Make an exact copy of all the records.
**********
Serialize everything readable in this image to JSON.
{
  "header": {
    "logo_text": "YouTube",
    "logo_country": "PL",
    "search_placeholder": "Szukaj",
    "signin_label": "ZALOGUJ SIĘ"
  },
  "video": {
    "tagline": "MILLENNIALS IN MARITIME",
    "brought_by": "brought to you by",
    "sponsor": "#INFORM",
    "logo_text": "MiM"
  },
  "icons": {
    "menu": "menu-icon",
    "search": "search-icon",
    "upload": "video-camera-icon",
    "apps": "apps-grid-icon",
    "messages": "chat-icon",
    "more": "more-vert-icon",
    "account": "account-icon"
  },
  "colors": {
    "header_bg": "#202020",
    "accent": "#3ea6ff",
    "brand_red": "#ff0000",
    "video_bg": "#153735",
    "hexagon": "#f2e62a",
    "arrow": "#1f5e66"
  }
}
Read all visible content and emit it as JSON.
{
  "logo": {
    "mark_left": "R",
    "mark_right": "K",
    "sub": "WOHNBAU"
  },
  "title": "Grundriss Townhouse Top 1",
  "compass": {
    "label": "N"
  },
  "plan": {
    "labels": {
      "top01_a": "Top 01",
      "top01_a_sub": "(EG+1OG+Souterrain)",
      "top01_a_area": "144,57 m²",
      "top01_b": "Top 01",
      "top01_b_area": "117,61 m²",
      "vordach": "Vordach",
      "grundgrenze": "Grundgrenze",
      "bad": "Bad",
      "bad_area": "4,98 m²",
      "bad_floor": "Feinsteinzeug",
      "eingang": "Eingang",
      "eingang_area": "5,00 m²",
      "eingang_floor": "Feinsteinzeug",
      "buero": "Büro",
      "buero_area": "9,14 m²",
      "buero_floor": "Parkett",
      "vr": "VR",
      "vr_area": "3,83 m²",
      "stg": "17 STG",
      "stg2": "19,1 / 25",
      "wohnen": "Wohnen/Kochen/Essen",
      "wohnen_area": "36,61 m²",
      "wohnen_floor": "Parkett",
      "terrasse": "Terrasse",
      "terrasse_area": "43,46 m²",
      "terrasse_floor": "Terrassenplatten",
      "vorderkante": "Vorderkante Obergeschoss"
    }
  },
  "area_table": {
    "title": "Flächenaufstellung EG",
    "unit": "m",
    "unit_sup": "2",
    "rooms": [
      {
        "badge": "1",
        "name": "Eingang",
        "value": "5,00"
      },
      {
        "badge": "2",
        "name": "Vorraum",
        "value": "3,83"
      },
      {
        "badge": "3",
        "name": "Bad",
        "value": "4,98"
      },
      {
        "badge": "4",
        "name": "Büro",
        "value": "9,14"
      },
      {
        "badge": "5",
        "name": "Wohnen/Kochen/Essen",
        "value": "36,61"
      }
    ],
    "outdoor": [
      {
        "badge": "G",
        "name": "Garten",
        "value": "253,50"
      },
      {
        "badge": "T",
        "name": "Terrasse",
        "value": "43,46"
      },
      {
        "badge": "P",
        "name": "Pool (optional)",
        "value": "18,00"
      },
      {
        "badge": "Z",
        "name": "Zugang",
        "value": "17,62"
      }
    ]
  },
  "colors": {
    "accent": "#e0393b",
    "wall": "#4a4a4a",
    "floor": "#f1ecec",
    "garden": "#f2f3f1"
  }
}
**********
Finished task:
Serialize everything readable in this image to JSON.
{
  "header": {
    "logo_text": "YouTube",
    "logo_country": "PL",
    "search_placeholder": "Szukaj",
    "signin_label": "ZALOGUJ SIĘ"
  },
  "video": {
    "tagline": "MILLENNIALS IN MARITIME",
    "brought_by": "brought to you by",
    "sponsor": "#INFORM",
    "logo_text": "MiM"
  },
  "icons": {
    "menu": "menu-icon",
    "search": "search-icon",
    "upload": "video-camera-icon",
    "apps": "apps-grid-icon",
    "messages": "chat-icon",
    "more": "more-vert-icon",
    "account": "account-icon"
  },
  "colors": {
    "header_bg": "#202020",
    "accent": "#3ea6ff",
    "brand_red": "#ff0000",
    "video_bg": "#153735",
    "hexagon": "#f2e62a",
    "arrow": "#1f5e66"
  }
}
Read all visible content and emit it as JSON.
{
  "logo": {
    "mark_left": "R",
    "mark_right": "K",
    "sub": "WOHNBAU"
  },
  "title": "Grundriss Townhouse Top 1",
  "compass": {
    "label": "N"
  },
  "plan": {
    "labels": {
      "top01_a": "Top 01",
      "top01_a_sub": "(EG+1OG+Souterrain)",
      "top01_a_area": "144,57 m²",
      "top01_b": "Top 01",
      "top01_b_area": "117,61 m²",
      "vordach": "Vordach",
      "grundgrenze": "Grundgrenze",
      "bad": "Bad",
      "bad_area": "4,98 m²",
      "bad_floor": "Feinsteinzeug",
      "eingang": "Eingang",
      "eingang_area": "5,00 m²",
      "eingang_floor": "Feinsteinzeug",
      "buero": "Büro",
      "buero_area": "9,14 m²",
      "buero_floor": "Parkett",
      "vr": "VR",
      "vr_area": "3,83 m²",
      "stg": "17 STG",
      "stg2": "19,1 / 25",
      "wohnen": "Wohnen/Kochen/Essen",
      "wohnen_area": "36,61 m²",
      "wohnen_floor": "Parkett",
      "terrasse": "Terrasse",
      "terrasse_area": "43,46 m²",
      "terrasse_floor": "Terrassenplatten",
      "vorderkante": "Vorderkante Obergeschoss"
    }
  },
  "area_table": {
    "title": "Flächenaufstellung EG",
    "unit": "m",
    "unit_sup": "2",
    "rooms": [
      {
        "badge": "1",
        "name": "Eingang",
        "value": "5,00"
      },
      {
        "badge": "2",
        "name": "Vorraum",
        "value": "3,83"
      },
      {
        "badge": "3",
        "name": "Bad",
        "value": "4,98"
      },
      {
        "badge": "4",
        "name": "Büro",
        "value": "9,14"
      },
      {
        "badge": "5",
        "name": "Wohnen/Kochen/Essen",
        "value": "36,61"
      }
    ],
    "outdoor": [
      {
        "badge": "G",
        "name": "Garten",
        "value": "253,50"
      },
      {
        "badge": "T",
        "name": "Terrasse",
        "value": "43,46"
      },
      {
        "badge": "P",
        "name": "Pool (optional)",
        "value": "18,00"
      },
      {
        "badge": "Z",
        "name": "Zugang",
        "value": "17,62"
      }
    ]
  },
  "colors": {
    "accent": "#e0393b",
    "wall": "#4a4a4a",
    "floor": "#f1ecec",
    "garden": "#f2f3f1"
  }
}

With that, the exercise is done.